═══ Dataset records ═══

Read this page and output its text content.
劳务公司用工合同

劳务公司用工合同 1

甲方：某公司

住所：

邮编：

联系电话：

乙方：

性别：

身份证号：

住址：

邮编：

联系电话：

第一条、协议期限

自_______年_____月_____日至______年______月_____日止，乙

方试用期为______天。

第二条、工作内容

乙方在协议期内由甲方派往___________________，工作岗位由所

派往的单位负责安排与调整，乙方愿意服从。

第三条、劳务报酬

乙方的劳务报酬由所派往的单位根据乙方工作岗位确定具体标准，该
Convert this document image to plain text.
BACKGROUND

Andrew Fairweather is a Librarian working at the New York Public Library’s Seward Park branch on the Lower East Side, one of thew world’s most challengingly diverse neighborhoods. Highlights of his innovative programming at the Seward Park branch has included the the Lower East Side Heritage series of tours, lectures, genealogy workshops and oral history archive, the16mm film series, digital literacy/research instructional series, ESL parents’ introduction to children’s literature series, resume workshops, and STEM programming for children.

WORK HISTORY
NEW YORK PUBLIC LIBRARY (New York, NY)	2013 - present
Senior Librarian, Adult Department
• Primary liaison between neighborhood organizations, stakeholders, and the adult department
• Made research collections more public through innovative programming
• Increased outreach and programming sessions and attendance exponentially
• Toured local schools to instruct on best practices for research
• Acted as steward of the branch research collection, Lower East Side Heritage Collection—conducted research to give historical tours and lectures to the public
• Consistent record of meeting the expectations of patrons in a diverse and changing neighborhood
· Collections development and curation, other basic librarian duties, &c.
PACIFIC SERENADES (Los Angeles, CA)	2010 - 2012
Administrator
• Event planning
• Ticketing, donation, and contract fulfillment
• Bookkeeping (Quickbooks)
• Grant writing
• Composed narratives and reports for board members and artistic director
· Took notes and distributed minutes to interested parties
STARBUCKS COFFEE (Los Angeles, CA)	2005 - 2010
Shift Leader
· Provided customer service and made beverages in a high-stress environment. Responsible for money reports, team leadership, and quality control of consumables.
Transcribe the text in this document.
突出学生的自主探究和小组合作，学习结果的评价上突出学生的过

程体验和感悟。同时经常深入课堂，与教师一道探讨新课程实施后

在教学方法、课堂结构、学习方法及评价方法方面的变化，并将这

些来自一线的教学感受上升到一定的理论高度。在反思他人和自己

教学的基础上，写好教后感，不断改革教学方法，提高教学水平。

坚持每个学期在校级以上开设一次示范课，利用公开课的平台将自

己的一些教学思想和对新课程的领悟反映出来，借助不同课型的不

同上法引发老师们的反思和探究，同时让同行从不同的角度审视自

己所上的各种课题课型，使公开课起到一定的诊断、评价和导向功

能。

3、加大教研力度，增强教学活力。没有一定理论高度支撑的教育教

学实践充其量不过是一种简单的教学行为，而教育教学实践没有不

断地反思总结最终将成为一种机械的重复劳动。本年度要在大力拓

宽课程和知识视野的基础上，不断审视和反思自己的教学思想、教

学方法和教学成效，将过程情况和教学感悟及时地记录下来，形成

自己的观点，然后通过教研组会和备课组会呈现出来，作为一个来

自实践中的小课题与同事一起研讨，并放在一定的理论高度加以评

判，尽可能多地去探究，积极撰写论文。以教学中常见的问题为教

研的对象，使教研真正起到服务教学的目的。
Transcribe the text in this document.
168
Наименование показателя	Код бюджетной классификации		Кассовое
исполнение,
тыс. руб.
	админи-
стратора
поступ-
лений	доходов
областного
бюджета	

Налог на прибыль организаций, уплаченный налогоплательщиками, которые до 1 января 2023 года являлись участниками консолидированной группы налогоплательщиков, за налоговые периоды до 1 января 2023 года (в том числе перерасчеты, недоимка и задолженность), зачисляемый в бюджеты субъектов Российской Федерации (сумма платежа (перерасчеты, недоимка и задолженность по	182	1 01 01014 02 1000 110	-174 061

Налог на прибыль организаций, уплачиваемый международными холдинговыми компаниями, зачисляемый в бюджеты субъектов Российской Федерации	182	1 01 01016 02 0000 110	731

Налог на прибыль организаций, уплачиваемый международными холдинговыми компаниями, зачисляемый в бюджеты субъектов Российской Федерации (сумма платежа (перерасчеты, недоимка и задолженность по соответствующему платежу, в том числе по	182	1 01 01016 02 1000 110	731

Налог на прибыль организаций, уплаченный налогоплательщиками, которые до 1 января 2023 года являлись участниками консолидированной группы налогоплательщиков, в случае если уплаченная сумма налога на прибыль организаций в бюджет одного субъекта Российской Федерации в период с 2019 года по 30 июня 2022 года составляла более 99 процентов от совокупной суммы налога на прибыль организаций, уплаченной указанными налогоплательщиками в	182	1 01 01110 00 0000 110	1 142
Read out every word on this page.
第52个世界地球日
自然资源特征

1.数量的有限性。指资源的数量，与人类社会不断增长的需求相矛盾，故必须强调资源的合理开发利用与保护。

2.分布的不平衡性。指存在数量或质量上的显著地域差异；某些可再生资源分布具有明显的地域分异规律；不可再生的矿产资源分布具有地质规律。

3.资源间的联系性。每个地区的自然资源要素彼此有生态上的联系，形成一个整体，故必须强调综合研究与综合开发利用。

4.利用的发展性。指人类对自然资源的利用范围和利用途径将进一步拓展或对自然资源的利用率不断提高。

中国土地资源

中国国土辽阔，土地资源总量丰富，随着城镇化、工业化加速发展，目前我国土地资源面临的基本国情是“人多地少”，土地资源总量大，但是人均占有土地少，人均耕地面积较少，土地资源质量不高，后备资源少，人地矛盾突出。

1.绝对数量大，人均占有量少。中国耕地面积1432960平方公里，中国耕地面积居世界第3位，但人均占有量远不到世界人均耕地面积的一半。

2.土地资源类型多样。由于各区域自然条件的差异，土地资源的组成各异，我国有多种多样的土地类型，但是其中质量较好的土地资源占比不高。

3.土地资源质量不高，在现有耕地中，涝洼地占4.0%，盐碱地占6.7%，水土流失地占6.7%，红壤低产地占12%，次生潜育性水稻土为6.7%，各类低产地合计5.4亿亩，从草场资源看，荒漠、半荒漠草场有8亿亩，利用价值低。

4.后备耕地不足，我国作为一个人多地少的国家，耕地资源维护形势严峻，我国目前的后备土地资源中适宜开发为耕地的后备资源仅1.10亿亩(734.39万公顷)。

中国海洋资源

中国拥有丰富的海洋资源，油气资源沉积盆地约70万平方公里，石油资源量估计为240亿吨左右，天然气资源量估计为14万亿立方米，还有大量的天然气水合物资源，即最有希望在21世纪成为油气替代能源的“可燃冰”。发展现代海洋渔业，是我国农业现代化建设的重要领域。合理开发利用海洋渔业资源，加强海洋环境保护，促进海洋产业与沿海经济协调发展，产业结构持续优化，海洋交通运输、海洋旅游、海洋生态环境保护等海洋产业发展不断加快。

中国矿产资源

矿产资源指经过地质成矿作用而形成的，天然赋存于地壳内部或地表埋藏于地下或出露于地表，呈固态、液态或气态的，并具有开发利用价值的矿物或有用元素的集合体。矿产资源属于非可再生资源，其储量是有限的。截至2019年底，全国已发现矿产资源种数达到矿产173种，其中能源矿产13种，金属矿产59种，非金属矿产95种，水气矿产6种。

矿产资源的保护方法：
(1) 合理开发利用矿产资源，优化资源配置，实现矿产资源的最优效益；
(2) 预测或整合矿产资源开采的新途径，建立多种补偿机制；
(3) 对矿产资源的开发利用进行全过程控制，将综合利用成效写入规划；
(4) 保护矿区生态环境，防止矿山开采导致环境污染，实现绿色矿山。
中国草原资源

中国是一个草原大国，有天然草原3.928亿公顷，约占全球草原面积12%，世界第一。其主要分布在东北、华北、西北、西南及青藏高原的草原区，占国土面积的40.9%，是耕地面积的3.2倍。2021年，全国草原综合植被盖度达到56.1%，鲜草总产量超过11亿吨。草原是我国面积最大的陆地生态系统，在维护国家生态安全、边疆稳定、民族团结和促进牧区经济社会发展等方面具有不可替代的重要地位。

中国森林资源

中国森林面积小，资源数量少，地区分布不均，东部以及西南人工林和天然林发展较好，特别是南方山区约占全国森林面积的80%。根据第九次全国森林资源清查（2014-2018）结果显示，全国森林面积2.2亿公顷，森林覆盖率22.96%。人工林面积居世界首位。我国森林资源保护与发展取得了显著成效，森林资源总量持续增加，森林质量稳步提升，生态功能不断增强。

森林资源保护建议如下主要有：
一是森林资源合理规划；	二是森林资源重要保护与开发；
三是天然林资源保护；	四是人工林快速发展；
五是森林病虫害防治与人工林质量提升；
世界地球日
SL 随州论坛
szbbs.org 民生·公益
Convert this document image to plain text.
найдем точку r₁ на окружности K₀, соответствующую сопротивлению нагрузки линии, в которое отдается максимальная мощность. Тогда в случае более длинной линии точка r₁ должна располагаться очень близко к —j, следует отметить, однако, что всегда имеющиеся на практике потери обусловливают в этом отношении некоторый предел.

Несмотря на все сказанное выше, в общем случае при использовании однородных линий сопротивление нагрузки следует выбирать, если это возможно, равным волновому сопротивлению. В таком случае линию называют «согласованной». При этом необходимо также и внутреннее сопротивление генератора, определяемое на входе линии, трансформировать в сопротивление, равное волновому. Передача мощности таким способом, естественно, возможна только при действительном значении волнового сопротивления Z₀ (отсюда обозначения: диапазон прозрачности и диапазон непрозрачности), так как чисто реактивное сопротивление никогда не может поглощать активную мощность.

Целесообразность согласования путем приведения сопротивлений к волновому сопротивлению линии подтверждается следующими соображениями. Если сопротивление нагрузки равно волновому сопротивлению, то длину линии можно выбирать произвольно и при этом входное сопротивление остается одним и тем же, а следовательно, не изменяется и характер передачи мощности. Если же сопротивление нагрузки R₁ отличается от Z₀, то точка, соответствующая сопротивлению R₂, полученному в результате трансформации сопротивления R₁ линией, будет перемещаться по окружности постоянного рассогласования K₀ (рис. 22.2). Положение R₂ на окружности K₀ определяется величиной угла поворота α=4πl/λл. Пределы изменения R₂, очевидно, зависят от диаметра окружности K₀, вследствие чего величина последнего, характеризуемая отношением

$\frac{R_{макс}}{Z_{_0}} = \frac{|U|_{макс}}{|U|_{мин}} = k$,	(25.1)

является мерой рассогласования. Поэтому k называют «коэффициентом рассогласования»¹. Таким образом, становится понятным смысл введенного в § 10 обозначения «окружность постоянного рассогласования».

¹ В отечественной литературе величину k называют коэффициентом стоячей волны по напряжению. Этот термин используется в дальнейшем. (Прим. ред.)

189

═══

Aim of the task – Go through the listing above and return every line where the word "Angeles" occurs.

Final result –
PACIFIC SERENADES (Los Angeles, CA)	2010 - 2012
STARBUCKS COFFEE (Los Angeles, CA)	2005 - 2010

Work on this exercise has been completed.